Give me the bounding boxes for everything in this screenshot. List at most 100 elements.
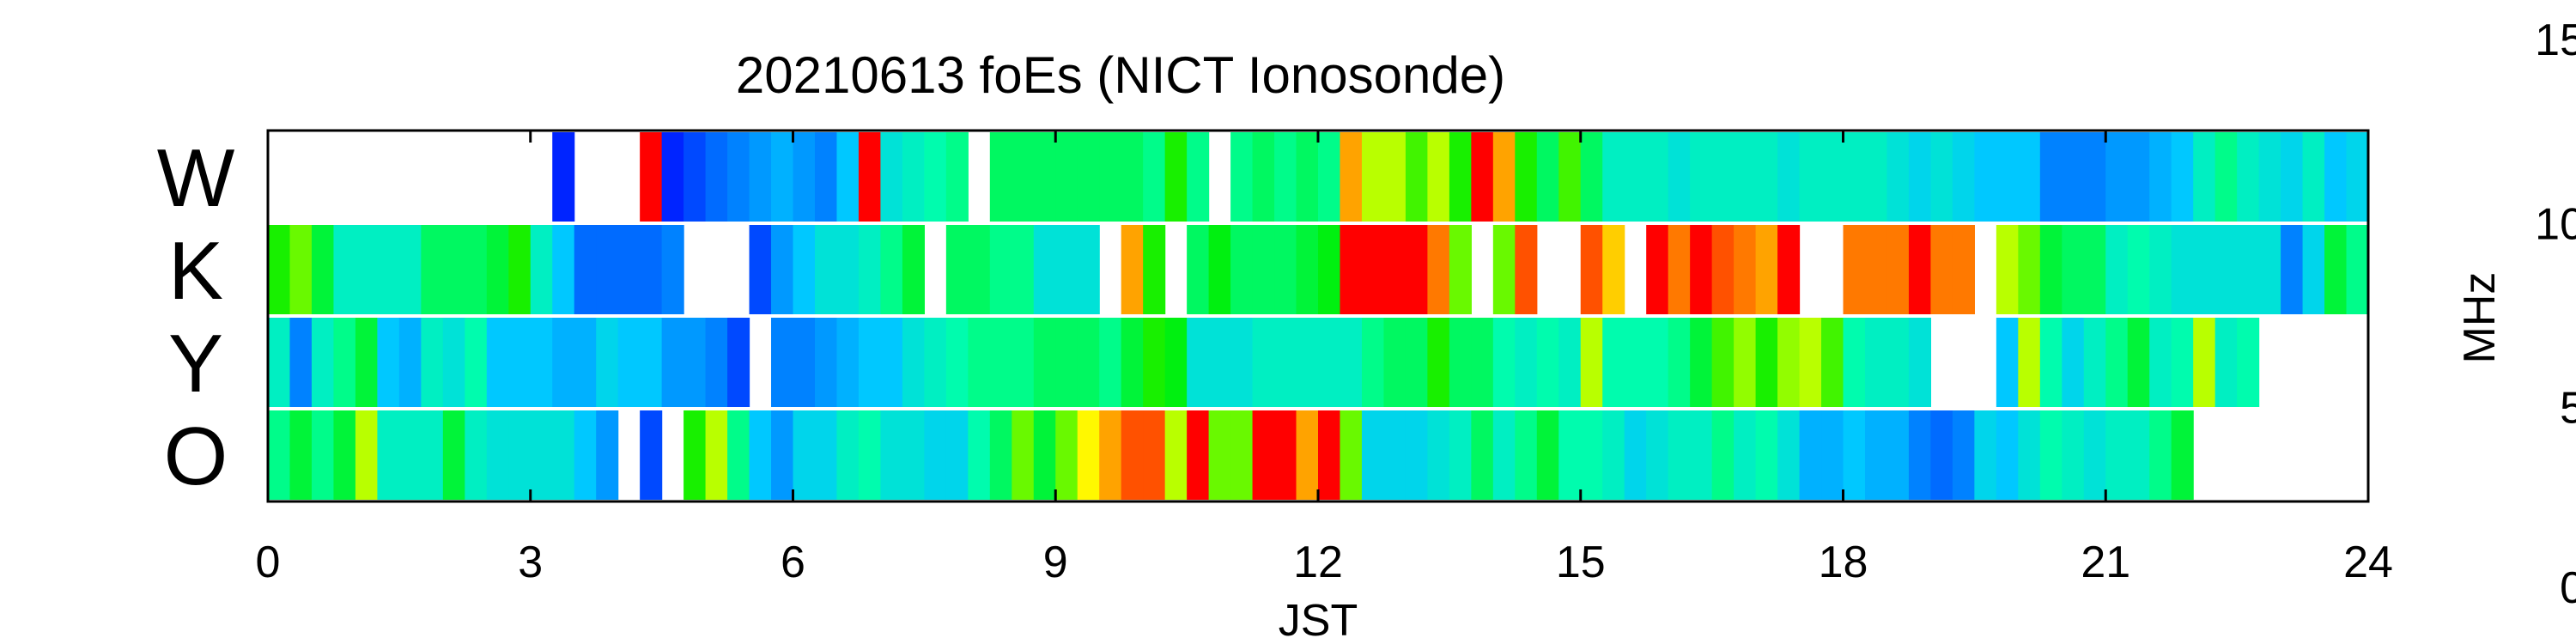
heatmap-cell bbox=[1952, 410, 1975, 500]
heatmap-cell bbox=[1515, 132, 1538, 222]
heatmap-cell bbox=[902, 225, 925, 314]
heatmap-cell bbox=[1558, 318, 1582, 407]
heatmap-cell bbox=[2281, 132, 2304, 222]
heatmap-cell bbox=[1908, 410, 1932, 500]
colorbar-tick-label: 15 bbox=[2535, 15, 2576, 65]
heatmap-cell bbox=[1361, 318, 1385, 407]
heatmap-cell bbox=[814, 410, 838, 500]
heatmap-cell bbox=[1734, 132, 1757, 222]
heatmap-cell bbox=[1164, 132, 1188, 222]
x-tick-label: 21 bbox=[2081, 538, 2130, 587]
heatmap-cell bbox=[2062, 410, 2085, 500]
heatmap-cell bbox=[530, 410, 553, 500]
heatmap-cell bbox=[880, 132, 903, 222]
_ _ _
• _Requirements_:
Redo all the entries above, swapping "x-tick-label" for "x-axis-label" and leaving everything else as it is. Don't include the pictures.

• _In response_:
Give me the bounding boxes for everything in this screenshot. List at most 100 elements.
heatmap-cell bbox=[1952, 410, 1975, 500]
heatmap-cell bbox=[1515, 132, 1538, 222]
heatmap-cell bbox=[902, 225, 925, 314]
heatmap-cell bbox=[1558, 318, 1582, 407]
heatmap-cell bbox=[2281, 132, 2304, 222]
heatmap-cell bbox=[1908, 410, 1932, 500]
colorbar-tick-label: 15 bbox=[2535, 15, 2576, 65]
heatmap-cell bbox=[1361, 318, 1385, 407]
heatmap-cell bbox=[814, 410, 838, 500]
heatmap-cell bbox=[1734, 132, 1757, 222]
heatmap-cell bbox=[1164, 132, 1188, 222]
x-axis-label: 21 bbox=[2081, 538, 2130, 587]
heatmap-cell bbox=[2062, 410, 2085, 500]
heatmap-cell bbox=[530, 410, 553, 500]
heatmap-cell bbox=[880, 132, 903, 222]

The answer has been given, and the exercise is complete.